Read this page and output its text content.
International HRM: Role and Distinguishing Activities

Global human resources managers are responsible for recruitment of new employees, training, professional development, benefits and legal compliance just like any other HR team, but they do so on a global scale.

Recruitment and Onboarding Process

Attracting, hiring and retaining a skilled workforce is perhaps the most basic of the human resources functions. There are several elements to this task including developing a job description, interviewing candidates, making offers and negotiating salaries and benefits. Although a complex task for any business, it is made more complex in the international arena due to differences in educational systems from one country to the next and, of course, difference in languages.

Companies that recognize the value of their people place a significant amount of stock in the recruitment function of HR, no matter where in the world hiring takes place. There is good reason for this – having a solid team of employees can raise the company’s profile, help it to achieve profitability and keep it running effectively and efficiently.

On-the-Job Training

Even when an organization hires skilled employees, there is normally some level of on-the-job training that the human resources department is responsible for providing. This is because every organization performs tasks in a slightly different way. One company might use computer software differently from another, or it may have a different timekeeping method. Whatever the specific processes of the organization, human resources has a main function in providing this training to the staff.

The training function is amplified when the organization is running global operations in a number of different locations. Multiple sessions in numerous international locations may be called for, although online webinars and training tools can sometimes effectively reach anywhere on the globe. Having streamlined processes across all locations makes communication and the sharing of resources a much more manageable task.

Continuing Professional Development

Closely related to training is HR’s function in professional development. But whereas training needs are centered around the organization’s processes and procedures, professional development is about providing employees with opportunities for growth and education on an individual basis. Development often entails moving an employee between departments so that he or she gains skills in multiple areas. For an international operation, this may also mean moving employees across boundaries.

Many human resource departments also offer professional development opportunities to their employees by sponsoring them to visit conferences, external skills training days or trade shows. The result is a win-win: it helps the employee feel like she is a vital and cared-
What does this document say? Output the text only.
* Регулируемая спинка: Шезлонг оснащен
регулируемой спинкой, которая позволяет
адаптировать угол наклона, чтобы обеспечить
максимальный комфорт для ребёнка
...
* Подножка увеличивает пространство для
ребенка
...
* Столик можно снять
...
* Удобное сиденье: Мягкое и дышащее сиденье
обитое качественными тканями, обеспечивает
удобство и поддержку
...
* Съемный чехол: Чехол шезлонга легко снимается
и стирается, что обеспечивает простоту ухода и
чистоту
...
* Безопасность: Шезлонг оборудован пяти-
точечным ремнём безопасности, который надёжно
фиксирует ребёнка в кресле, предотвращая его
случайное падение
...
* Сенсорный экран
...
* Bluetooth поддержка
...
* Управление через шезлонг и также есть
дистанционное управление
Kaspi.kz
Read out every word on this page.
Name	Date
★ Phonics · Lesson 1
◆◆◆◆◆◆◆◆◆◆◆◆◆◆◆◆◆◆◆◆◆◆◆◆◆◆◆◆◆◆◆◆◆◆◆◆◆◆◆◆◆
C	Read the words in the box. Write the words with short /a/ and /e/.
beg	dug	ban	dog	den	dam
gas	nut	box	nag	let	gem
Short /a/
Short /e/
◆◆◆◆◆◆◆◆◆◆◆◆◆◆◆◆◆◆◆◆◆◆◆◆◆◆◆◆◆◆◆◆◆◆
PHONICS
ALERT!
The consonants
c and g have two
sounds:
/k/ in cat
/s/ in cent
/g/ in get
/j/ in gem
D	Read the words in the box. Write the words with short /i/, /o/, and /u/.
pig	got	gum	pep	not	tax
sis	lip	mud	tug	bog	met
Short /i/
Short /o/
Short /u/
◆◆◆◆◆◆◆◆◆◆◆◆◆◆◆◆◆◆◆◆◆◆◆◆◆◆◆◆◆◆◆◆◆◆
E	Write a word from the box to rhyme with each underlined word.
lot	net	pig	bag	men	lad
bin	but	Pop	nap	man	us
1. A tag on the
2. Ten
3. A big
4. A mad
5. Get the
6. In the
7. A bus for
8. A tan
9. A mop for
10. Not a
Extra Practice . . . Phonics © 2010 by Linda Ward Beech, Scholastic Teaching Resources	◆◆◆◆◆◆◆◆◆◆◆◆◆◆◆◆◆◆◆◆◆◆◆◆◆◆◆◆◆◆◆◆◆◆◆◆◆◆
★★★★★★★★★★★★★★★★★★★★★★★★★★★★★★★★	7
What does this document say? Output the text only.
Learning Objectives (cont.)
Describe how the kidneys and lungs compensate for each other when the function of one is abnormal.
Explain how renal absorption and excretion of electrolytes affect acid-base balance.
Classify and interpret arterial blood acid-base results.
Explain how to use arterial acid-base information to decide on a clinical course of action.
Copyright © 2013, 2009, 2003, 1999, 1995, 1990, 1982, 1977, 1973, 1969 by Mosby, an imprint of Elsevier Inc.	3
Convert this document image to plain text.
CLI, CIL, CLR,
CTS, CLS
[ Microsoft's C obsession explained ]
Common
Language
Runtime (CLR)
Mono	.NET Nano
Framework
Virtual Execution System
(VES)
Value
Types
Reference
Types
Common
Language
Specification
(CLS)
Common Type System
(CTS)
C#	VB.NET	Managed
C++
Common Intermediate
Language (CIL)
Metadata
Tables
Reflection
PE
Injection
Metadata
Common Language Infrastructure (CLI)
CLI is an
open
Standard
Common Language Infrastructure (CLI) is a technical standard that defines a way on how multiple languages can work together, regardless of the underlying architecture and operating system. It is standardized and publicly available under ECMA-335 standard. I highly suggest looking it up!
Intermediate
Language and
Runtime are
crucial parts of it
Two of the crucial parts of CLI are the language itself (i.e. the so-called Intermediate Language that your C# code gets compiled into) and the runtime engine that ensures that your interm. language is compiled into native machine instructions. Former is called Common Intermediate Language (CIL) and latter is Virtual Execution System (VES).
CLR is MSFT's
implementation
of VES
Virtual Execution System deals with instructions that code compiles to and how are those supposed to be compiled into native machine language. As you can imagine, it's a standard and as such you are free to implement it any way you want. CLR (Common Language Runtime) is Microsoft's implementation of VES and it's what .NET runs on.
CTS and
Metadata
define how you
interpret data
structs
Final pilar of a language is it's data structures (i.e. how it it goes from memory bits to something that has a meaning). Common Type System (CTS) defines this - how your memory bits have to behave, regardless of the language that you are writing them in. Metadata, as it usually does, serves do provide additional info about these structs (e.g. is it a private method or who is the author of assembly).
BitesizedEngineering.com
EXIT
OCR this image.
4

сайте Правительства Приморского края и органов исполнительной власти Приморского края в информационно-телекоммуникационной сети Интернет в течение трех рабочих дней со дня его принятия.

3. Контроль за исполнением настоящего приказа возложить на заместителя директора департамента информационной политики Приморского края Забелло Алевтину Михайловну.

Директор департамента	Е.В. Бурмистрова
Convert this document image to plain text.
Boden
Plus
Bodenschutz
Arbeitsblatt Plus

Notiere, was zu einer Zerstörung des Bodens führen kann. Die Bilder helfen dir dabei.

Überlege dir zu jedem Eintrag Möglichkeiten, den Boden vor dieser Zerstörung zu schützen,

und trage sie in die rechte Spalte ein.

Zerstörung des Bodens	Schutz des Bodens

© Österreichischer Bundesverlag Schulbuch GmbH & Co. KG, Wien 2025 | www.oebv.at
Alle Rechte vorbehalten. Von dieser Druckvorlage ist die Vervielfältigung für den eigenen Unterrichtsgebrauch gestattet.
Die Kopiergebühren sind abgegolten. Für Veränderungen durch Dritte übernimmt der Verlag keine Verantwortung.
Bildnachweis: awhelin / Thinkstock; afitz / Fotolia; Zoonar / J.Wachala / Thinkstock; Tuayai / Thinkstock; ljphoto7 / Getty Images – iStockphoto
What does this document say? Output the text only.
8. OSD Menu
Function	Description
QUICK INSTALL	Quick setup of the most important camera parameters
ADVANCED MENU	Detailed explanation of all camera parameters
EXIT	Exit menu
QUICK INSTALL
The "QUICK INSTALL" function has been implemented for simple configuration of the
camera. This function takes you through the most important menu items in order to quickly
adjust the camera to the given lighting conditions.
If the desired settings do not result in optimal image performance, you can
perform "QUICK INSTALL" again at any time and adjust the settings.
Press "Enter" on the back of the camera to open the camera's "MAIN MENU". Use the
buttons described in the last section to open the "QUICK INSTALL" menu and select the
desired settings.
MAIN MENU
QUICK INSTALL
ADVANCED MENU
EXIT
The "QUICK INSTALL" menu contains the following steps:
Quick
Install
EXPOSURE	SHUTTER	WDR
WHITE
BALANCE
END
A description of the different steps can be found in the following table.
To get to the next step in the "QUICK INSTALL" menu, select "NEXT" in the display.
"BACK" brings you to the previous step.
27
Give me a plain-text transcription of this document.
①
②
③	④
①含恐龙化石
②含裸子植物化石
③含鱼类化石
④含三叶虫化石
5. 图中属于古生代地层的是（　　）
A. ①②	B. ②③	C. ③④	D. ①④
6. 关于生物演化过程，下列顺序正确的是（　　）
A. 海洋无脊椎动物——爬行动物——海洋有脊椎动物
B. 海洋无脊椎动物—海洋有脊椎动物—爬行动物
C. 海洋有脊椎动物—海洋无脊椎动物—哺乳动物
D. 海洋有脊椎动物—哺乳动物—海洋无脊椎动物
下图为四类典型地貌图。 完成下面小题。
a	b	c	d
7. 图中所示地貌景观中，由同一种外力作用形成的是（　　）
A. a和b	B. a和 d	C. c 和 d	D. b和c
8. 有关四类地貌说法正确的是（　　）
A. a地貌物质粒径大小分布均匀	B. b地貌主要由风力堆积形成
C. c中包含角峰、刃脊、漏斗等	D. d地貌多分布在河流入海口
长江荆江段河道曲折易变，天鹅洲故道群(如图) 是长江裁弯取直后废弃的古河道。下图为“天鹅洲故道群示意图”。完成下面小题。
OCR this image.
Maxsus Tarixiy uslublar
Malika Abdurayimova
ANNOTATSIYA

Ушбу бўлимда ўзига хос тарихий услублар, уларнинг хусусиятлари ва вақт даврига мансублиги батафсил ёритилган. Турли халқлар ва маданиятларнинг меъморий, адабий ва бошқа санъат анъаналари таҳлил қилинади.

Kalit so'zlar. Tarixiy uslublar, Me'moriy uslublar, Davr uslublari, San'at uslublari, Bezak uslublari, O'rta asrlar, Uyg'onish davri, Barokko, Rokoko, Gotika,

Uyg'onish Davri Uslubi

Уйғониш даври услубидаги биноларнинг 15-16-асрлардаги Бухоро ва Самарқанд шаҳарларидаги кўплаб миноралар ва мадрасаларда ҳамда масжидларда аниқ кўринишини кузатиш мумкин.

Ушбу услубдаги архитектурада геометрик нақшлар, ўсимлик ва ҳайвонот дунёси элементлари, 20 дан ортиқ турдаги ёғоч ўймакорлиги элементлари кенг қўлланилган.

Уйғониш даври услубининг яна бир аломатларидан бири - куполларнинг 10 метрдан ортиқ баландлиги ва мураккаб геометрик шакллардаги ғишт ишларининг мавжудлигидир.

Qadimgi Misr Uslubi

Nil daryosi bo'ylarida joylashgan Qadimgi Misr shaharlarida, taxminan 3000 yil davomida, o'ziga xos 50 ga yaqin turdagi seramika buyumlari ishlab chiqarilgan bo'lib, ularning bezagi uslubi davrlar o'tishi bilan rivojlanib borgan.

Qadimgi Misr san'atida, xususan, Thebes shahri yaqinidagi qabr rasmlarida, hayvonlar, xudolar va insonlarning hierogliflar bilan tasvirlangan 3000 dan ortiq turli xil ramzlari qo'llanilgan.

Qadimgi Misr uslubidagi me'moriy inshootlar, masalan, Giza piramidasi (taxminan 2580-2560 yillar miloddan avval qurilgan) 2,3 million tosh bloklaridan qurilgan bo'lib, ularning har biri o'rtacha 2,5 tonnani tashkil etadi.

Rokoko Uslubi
-------
[Required task]
Identify every line above with the string "края" in it. Copy those lines.

[Solved problem]
сайте Правительства Приморского края и органов исполнительной власти Приморского края в информационно-телекоммуникационной сети Интернет в течение трех рабочих дней со дня его принятия.
3. Контроль за исполнением настоящего приказа возложить на заместителя директора департамента информационной политики Приморского края Забелло Алевтину Михайловну.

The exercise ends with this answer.